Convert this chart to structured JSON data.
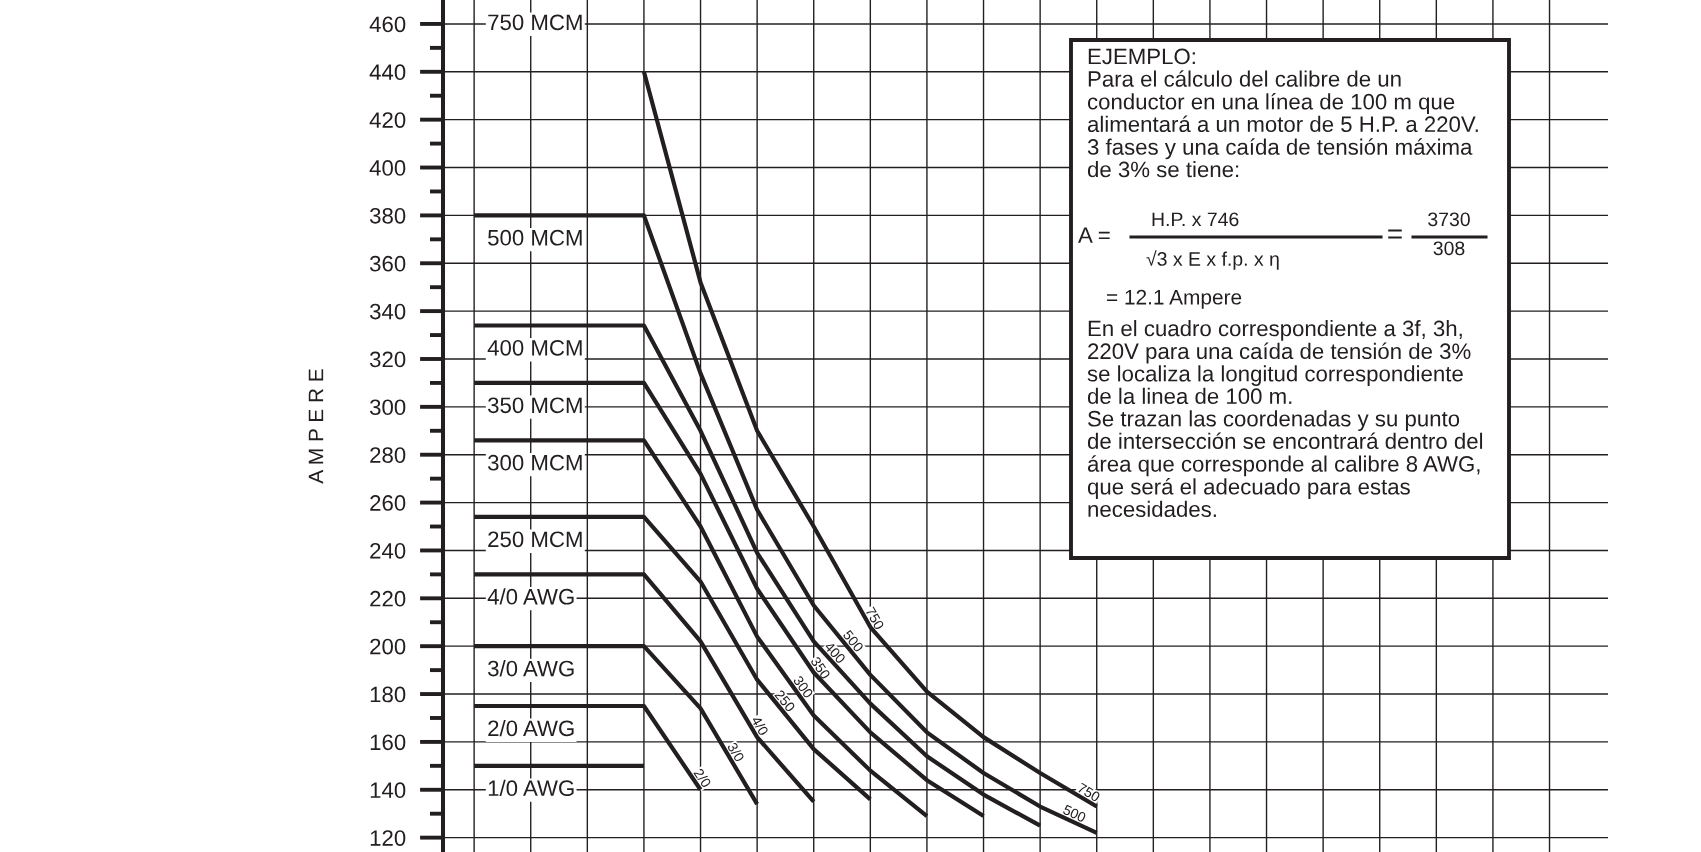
{
  "chart_data": {
    "type": "line",
    "ylabel": "A M P E R E",
    "categories": [
      null,
      null,
      null,
      null,
      null,
      null,
      null,
      null,
      null,
      null,
      null,
      null
    ],
    "ylim": [
      114,
      470
    ],
    "yticks": [
      120,
      {
        "value": 130,
        "label": null
      },
      140,
      {
        "value": 150,
        "label": null
      },
      160,
      {
        "value": 170,
        "label": null
      },
      180,
      {
        "value": 190,
        "label": null
      },
      200,
      {
        "value": 210,
        "label": null
      },
      220,
      {
        "value": 230,
        "label": null
      },
      240,
      {
        "value": 250,
        "label": null
      },
      260,
      {
        "value": 270,
        "label": null
      },
      280,
      {
        "value": 290,
        "label": null
      },
      300,
      {
        "value": 310,
        "label": null
      },
      320,
      {
        "value": 330,
        "label": null
      },
      340,
      {
        "value": 350,
        "label": null
      },
      360,
      {
        "value": 370,
        "label": null
      },
      380,
      {
        "value": 390,
        "label": null
      },
      400,
      {
        "value": 410,
        "label": null
      },
      420,
      {
        "value": 430,
        "label": null
      },
      440,
      {
        "value": 450,
        "label": null
      },
      460
    ],
    "grid": true,
    "line_style": "solid",
    "legend": "left",
    "series": [
      {
        "name": "750 MCM",
        "color": "#231f20",
        "values": [
          null,
          null,
          null,
          440,
          352,
          290,
          250,
          208,
          181,
          162,
          147,
          133
        ]
      },
      {
        "name": "500 MCM",
        "color": "#231f20",
        "values": [
          380,
          380,
          380,
          380,
          314,
          257,
          217,
          188,
          164,
          147,
          133,
          122
        ]
      },
      {
        "name": "400 MCM",
        "color": "#231f20",
        "values": [
          334,
          334,
          334,
          334,
          290,
          239,
          202,
          176,
          154,
          138,
          125,
          null
        ]
      },
      {
        "name": "350 MCM",
        "color": "#231f20",
        "values": [
          310,
          310,
          310,
          310,
          272,
          224,
          189,
          164,
          144,
          129,
          null,
          null
        ]
      },
      {
        "name": "300 MCM",
        "color": "#231f20",
        "values": [
          286,
          286,
          286,
          286,
          250,
          204,
          171,
          148,
          129,
          null,
          null,
          null
        ]
      },
      {
        "name": "250 MCM",
        "color": "#231f20",
        "values": [
          254,
          254,
          254,
          254,
          227,
          186,
          157,
          136,
          null,
          null,
          null,
          null
        ]
      },
      {
        "name": "4/0 AWG",
        "color": "#231f20",
        "values": [
          230,
          230,
          230,
          230,
          202,
          162,
          135,
          null,
          null,
          null,
          null,
          null
        ]
      },
      {
        "name": "3/0 AWG",
        "color": "#231f20",
        "values": [
          200,
          200,
          200,
          200,
          174,
          134,
          null,
          null,
          null,
          null,
          null,
          null
        ]
      },
      {
        "name": "2/0 AWG",
        "color": "#231f20",
        "values": [
          175,
          175,
          175,
          175,
          140,
          null,
          null,
          null,
          null,
          null,
          null,
          null
        ]
      },
      {
        "name": "1/0 AWG",
        "color": "#231f20",
        "values": [
          150,
          150,
          150,
          150,
          null,
          null,
          null,
          null,
          null,
          null,
          null,
          null
        ]
      }
    ],
    "annotations": [
      "EJEMPLO:\nPara el cálculo del calibre de un\nconductor en una línea de 100 m que\nalimentará a un motor de 5 H.P. a 220V.\n3 fases y una caída de tensión máxima\nde 3% se tiene:",
      "A =",
      "H.P. x 746",
      "√3 x E x f.p. x η",
      "=",
      "3730",
      "308",
      "= 12.1 Ampere",
      "En el cuadro correspondiente a 3f, 3h,\n220V para una caída de tensión de 3%\nse localiza la longitud correspondiente\nde la linea de 100 m.\nSe trazan las coordenadas y su punto\nde intersección se encontrará dentro del\nárea que corresponde al calibre 8 AWG,\nque será el adecuado para estas\nnecesidades.",
      {
        "text": "750",
        "y": 210
      },
      {
        "text": "500",
        "y": 200
      },
      {
        "text": "400",
        "y": 195
      },
      {
        "text": "350",
        "y": 189
      },
      {
        "text": "300",
        "y": 181
      },
      {
        "text": "250",
        "y": 175
      },
      {
        "text": "4/0",
        "y": 165
      },
      {
        "text": "3/0",
        "y": 154
      },
      {
        "text": "2/0",
        "y": 143
      },
      {
        "text": "750",
        "y": 136
      },
      {
        "text": "500",
        "y": 127
      }
    ]
  }
}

----

▶ [WORK INSTRUCTIONS]:
Copy all lines from the entries that contain the word "name".

▶ [ANSWER BELOW]:
        "name": "750 MCM",
        "name": "500 MCM",
        "name": "400 MCM",
        "name": "350 MCM",
        "name": "300 MCM",
        "name": "250 MCM",
        "name": "4/0 AWG",
        "name": "3/0 AWG",
        "name": "2/0 AWG",
        "name": "1/0 AWG",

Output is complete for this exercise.